PROBLEM DESCRIPTION: Would you return all of this data exactly, leaving nothing out?

-- START OF PROVIDED RECORDS --

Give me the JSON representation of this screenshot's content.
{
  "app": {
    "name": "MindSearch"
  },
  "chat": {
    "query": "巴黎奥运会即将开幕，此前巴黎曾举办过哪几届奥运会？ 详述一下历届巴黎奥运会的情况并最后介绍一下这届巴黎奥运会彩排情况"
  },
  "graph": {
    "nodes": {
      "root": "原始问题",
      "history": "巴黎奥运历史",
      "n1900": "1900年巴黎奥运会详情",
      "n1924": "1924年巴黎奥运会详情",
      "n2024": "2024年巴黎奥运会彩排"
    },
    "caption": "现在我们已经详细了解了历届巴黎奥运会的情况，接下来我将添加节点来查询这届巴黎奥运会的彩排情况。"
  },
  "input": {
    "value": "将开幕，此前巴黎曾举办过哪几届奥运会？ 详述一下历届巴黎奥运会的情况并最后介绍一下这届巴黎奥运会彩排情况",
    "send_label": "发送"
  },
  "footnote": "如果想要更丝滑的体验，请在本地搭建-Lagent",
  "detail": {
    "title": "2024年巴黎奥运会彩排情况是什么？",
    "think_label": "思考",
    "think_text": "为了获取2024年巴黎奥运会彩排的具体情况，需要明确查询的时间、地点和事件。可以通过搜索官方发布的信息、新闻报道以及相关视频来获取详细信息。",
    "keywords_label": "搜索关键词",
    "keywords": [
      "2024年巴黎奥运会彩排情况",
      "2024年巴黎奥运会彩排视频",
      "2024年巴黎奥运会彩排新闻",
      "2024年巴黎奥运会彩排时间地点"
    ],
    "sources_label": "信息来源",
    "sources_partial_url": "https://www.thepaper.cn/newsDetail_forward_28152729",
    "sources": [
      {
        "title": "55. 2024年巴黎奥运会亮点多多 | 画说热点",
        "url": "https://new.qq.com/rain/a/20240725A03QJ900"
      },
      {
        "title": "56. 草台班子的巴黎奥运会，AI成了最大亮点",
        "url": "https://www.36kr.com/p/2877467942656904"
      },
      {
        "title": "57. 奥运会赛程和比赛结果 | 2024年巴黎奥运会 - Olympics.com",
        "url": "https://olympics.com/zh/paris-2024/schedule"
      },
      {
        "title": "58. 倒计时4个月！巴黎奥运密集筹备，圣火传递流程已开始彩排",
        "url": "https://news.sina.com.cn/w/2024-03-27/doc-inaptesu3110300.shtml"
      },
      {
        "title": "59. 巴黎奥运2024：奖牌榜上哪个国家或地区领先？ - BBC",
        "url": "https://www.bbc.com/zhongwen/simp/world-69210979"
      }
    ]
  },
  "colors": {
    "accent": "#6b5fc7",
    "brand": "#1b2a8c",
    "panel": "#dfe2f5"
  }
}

-- END OF PROVIDED RECORDS --

FINISHED ANSWER:
Give me the JSON representation of this screenshot's content.
{
  "app": {
    "name": "MindSearch"
  },
  "chat": {
    "query": "巴黎奥运会即将开幕，此前巴黎曾举办过哪几届奥运会？ 详述一下历届巴黎奥运会的情况并最后介绍一下这届巴黎奥运会彩排情况"
  },
  "graph": {
    "nodes": {
      "root": "原始问题",
      "history": "巴黎奥运历史",
      "n1900": "1900年巴黎奥运会详情",
      "n1924": "1924年巴黎奥运会详情",
      "n2024": "2024年巴黎奥运会彩排"
    },
    "caption": "现在我们已经详细了解了历届巴黎奥运会的情况，接下来我将添加节点来查询这届巴黎奥运会的彩排情况。"
  },
  "input": {
    "value": "将开幕，此前巴黎曾举办过哪几届奥运会？ 详述一下历届巴黎奥运会的情况并最后介绍一下这届巴黎奥运会彩排情况",
    "send_label": "发送"
  },
  "footnote": "如果想要更丝滑的体验，请在本地搭建-Lagent",
  "detail": {
    "title": "2024年巴黎奥运会彩排情况是什么？",
    "think_label": "思考",
    "think_text": "为了获取2024年巴黎奥运会彩排的具体情况，需要明确查询的时间、地点和事件。可以通过搜索官方发布的信息、新闻报道以及相关视频来获取详细信息。",
    "keywords_label": "搜索关键词",
    "keywords": [
      "2024年巴黎奥运会彩排情况",
      "2024年巴黎奥运会彩排视频",
      "2024年巴黎奥运会彩排新闻",
      "2024年巴黎奥运会彩排时间地点"
    ],
    "sources_label": "信息来源",
    "sources_partial_url": "https://www.thepaper.cn/newsDetail_forward_28152729",
    "sources": [
      {
        "title": "55. 2024年巴黎奥运会亮点多多 | 画说热点",
        "url": "https://new.qq.com/rain/a/20240725A03QJ900"
      },
      {
        "title": "56. 草台班子的巴黎奥运会，AI成了最大亮点",
        "url": "https://www.36kr.com/p/2877467942656904"
      },
      {
        "title": "57. 奥运会赛程和比赛结果 | 2024年巴黎奥运会 - Olympics.com",
        "url": "https://olympics.com/zh/paris-2024/schedule"
      },
      {
        "title": "58. 倒计时4个月！巴黎奥运密集筹备，圣火传递流程已开始彩排",
        "url": "https://news.sina.com.cn/w/2024-03-27/doc-inaptesu3110300.shtml"
      },
      {
        "title": "59. 巴黎奥运2024：奖牌榜上哪个国家或地区领先？ - BBC",
        "url": "https://www.bbc.com/zhongwen/simp/world-69210979"
      }
    ]
  },
  "colors": {
    "accent": "#6b5fc7",
    "brand": "#1b2a8c",
    "panel": "#dfe2f5"
  }
}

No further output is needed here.